What needs to be done: Rewrite the data below with "marker" in place of each "data-point", keeping everything else unchanged.

Records to process:
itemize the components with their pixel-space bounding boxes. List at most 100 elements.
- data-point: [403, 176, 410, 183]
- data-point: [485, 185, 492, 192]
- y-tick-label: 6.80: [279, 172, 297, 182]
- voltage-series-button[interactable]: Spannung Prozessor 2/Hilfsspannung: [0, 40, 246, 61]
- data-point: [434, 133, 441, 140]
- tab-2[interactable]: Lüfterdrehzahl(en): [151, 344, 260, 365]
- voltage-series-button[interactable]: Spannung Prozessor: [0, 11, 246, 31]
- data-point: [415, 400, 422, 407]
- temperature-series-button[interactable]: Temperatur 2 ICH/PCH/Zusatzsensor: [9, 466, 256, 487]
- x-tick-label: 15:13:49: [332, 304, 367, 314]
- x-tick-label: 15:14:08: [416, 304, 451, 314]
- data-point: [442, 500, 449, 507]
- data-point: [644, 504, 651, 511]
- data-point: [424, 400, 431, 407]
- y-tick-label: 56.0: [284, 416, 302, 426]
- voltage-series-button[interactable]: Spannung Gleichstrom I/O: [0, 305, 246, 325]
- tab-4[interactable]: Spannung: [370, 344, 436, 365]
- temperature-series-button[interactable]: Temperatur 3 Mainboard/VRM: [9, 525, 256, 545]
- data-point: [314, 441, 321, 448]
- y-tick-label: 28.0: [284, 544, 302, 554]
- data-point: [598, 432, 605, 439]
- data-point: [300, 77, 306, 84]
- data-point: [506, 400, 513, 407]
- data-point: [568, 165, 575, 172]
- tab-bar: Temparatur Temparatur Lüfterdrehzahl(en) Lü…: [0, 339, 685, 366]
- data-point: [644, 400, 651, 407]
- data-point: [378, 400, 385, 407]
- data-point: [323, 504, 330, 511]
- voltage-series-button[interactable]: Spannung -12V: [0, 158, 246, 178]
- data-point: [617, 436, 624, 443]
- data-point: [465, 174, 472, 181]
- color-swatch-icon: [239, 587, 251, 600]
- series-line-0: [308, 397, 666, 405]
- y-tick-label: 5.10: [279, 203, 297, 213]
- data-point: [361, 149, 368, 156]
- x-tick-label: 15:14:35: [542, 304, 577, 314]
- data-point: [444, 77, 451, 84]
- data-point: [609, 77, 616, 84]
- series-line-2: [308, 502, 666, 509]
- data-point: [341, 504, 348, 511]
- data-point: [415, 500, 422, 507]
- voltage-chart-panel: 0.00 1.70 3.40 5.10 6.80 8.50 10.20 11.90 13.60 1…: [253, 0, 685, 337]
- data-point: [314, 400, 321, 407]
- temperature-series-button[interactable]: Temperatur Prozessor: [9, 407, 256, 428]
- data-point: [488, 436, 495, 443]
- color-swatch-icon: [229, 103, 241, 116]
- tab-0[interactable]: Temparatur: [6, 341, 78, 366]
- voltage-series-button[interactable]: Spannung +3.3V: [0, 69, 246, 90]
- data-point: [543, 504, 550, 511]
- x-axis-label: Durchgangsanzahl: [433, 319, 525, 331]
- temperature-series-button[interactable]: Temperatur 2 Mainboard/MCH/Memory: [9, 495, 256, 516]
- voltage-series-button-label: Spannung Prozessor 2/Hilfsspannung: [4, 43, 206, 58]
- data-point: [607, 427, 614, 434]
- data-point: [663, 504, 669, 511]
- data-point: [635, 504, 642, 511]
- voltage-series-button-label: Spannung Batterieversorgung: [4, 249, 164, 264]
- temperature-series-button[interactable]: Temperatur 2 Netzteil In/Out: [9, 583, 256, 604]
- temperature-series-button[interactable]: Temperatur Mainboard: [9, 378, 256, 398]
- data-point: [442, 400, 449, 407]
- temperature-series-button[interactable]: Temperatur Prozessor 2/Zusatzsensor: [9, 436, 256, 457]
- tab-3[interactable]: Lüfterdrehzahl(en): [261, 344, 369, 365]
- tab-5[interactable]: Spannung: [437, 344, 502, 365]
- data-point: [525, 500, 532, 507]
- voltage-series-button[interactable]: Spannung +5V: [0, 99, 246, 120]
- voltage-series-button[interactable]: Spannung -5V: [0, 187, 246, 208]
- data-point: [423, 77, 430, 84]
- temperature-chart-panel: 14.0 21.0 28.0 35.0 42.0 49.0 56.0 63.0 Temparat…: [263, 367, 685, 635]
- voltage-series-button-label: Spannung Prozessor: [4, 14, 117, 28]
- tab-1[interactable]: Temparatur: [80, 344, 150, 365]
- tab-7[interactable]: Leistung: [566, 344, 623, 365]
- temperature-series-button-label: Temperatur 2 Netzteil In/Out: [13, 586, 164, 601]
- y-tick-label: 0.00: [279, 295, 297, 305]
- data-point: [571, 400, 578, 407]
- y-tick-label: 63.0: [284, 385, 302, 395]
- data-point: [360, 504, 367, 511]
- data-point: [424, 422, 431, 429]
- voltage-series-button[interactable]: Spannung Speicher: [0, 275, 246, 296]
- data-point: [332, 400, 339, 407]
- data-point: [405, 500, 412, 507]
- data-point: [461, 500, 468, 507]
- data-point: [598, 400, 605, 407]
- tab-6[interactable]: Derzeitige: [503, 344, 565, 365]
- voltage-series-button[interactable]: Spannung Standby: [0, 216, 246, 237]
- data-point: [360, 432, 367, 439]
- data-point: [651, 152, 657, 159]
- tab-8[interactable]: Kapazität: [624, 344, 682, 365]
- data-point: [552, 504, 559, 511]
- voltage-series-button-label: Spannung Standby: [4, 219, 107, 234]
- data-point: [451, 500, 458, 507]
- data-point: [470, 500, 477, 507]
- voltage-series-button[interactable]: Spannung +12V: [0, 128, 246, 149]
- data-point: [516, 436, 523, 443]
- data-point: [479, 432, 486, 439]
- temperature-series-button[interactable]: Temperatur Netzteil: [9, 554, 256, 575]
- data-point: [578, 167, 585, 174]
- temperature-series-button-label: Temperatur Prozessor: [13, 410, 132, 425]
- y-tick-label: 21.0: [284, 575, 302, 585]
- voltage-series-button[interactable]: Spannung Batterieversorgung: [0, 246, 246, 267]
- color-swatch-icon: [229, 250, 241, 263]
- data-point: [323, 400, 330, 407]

Reply:
itemize the components with their pixel-space bounding boxes. List at most 100 elements.
- marker: [403, 176, 410, 183]
- marker: [485, 185, 492, 192]
- y-tick-label: 6.80: [279, 172, 297, 182]
- voltage-series-button[interactable]: Spannung Prozessor 2/Hilfsspannung: [0, 40, 246, 61]
- marker: [434, 133, 441, 140]
- tab-2[interactable]: Lüfterdrehzahl(en): [151, 344, 260, 365]
- voltage-series-button[interactable]: Spannung Prozessor: [0, 11, 246, 31]
- marker: [415, 400, 422, 407]
- temperature-series-button[interactable]: Temperatur 2 ICH/PCH/Zusatzsensor: [9, 466, 256, 487]
- x-tick-label: 15:13:49: [332, 304, 367, 314]
- x-tick-label: 15:14:08: [416, 304, 451, 314]
- marker: [442, 500, 449, 507]
- marker: [644, 504, 651, 511]
- marker: [424, 400, 431, 407]
- y-tick-label: 56.0: [284, 416, 302, 426]
- voltage-series-button[interactable]: Spannung Gleichstrom I/O: [0, 305, 246, 325]
- tab-4[interactable]: Spannung: [370, 344, 436, 365]
- temperature-series-button[interactable]: Temperatur 3 Mainboard/VRM: [9, 525, 256, 545]
- marker: [314, 441, 321, 448]
- y-tick-label: 28.0: [284, 544, 302, 554]
- marker: [598, 432, 605, 439]
- marker: [300, 77, 306, 84]
- marker: [506, 400, 513, 407]
- marker: [568, 165, 575, 172]
- tab-bar: Temparatur Temparatur Lüfterdrehzahl(en) Lü…: [0, 339, 685, 366]
- marker: [644, 400, 651, 407]
- marker: [378, 400, 385, 407]
- marker: [323, 504, 330, 511]
- voltage-series-button[interactable]: Spannung -12V: [0, 158, 246, 178]
- marker: [617, 436, 624, 443]
- marker: [465, 174, 472, 181]
- color-swatch-icon: [239, 587, 251, 600]
- series-line-0: [308, 397, 666, 405]
- y-tick-label: 5.10: [279, 203, 297, 213]
- marker: [361, 149, 368, 156]
- x-tick-label: 15:14:35: [542, 304, 577, 314]
- marker: [444, 77, 451, 84]
- marker: [609, 77, 616, 84]
- series-line-2: [308, 502, 666, 509]
- marker: [341, 504, 348, 511]
- marker: [415, 500, 422, 507]
- voltage-chart-panel: 0.00 1.70 3.40 5.10 6.80 8.50 10.20 11.90 13.60 1…: [253, 0, 685, 337]
- marker: [314, 400, 321, 407]
- temperature-series-button[interactable]: Temperatur Prozessor: [9, 407, 256, 428]
- marker: [488, 436, 495, 443]
- color-swatch-icon: [229, 103, 241, 116]
- tab-0[interactable]: Temparatur: [6, 341, 78, 366]
- voltage-series-button[interactable]: Spannung +3.3V: [0, 69, 246, 90]
- marker: [543, 504, 550, 511]
- x-axis-label: Durchgangsanzahl: [433, 319, 525, 331]
- temperature-series-button[interactable]: Temperatur 2 Mainboard/MCH/Memory: [9, 495, 256, 516]
- voltage-series-button-label: Spannung Prozessor 2/Hilfsspannung: [4, 43, 206, 58]
- marker: [607, 427, 614, 434]
- marker: [663, 504, 669, 511]
- marker: [635, 504, 642, 511]
- voltage-series-button-label: Spannung Batterieversorgung: [4, 249, 164, 264]
- temperature-series-button[interactable]: Temperatur 2 Netzteil In/Out: [9, 583, 256, 604]
- temperature-series-button[interactable]: Temperatur Mainboard: [9, 378, 256, 398]
- marker: [442, 400, 449, 407]
- temperature-series-button[interactable]: Temperatur Prozessor 2/Zusatzsensor: [9, 436, 256, 457]
- tab-3[interactable]: Lüfterdrehzahl(en): [261, 344, 369, 365]
- tab-5[interactable]: Spannung: [437, 344, 502, 365]
- marker: [525, 500, 532, 507]
- voltage-series-button[interactable]: Spannung +5V: [0, 99, 246, 120]
- voltage-series-button[interactable]: Spannung -5V: [0, 187, 246, 208]
- marker: [423, 77, 430, 84]
- temperature-chart-panel: 14.0 21.0 28.0 35.0 42.0 49.0 56.0 63.0 Temparat…: [263, 367, 685, 635]
- voltage-series-button-label: Spannung Prozessor: [4, 14, 117, 28]
- tab-1[interactable]: Temparatur: [80, 344, 150, 365]
- tab-7[interactable]: Leistung: [566, 344, 623, 365]
- temperature-series-button-label: Temperatur 2 Netzteil In/Out: [13, 586, 164, 601]
- y-tick-label: 0.00: [279, 295, 297, 305]
- marker: [571, 400, 578, 407]
- y-tick-label: 63.0: [284, 385, 302, 395]
- marker: [360, 504, 367, 511]
- marker: [424, 422, 431, 429]
- voltage-series-button[interactable]: Spannung Speicher: [0, 275, 246, 296]
- marker: [332, 400, 339, 407]
- marker: [405, 500, 412, 507]
- marker: [461, 500, 468, 507]
- marker: [598, 400, 605, 407]
- tab-6[interactable]: Derzeitige: [503, 344, 565, 365]
- voltage-series-button[interactable]: Spannung Standby: [0, 216, 246, 237]
- marker: [360, 432, 367, 439]
- marker: [651, 152, 657, 159]
- tab-8[interactable]: Kapazität: [624, 344, 682, 365]
- marker: [552, 504, 559, 511]
- voltage-series-button-label: Spannung Standby: [4, 219, 107, 234]
- marker: [451, 500, 458, 507]
- marker: [470, 500, 477, 507]
- voltage-series-button[interactable]: Spannung +12V: [0, 128, 246, 149]
- marker: [516, 436, 523, 443]
- marker: [479, 432, 486, 439]
- temperature-series-button[interactable]: Temperatur Netzteil: [9, 554, 256, 575]
- marker: [578, 167, 585, 174]
- temperature-series-button-label: Temperatur Prozessor: [13, 410, 132, 425]
- y-tick-label: 21.0: [284, 575, 302, 585]
- voltage-series-button[interactable]: Spannung Batterieversorgung: [0, 246, 246, 267]
- color-swatch-icon: [229, 250, 241, 263]
- marker: [323, 400, 330, 407]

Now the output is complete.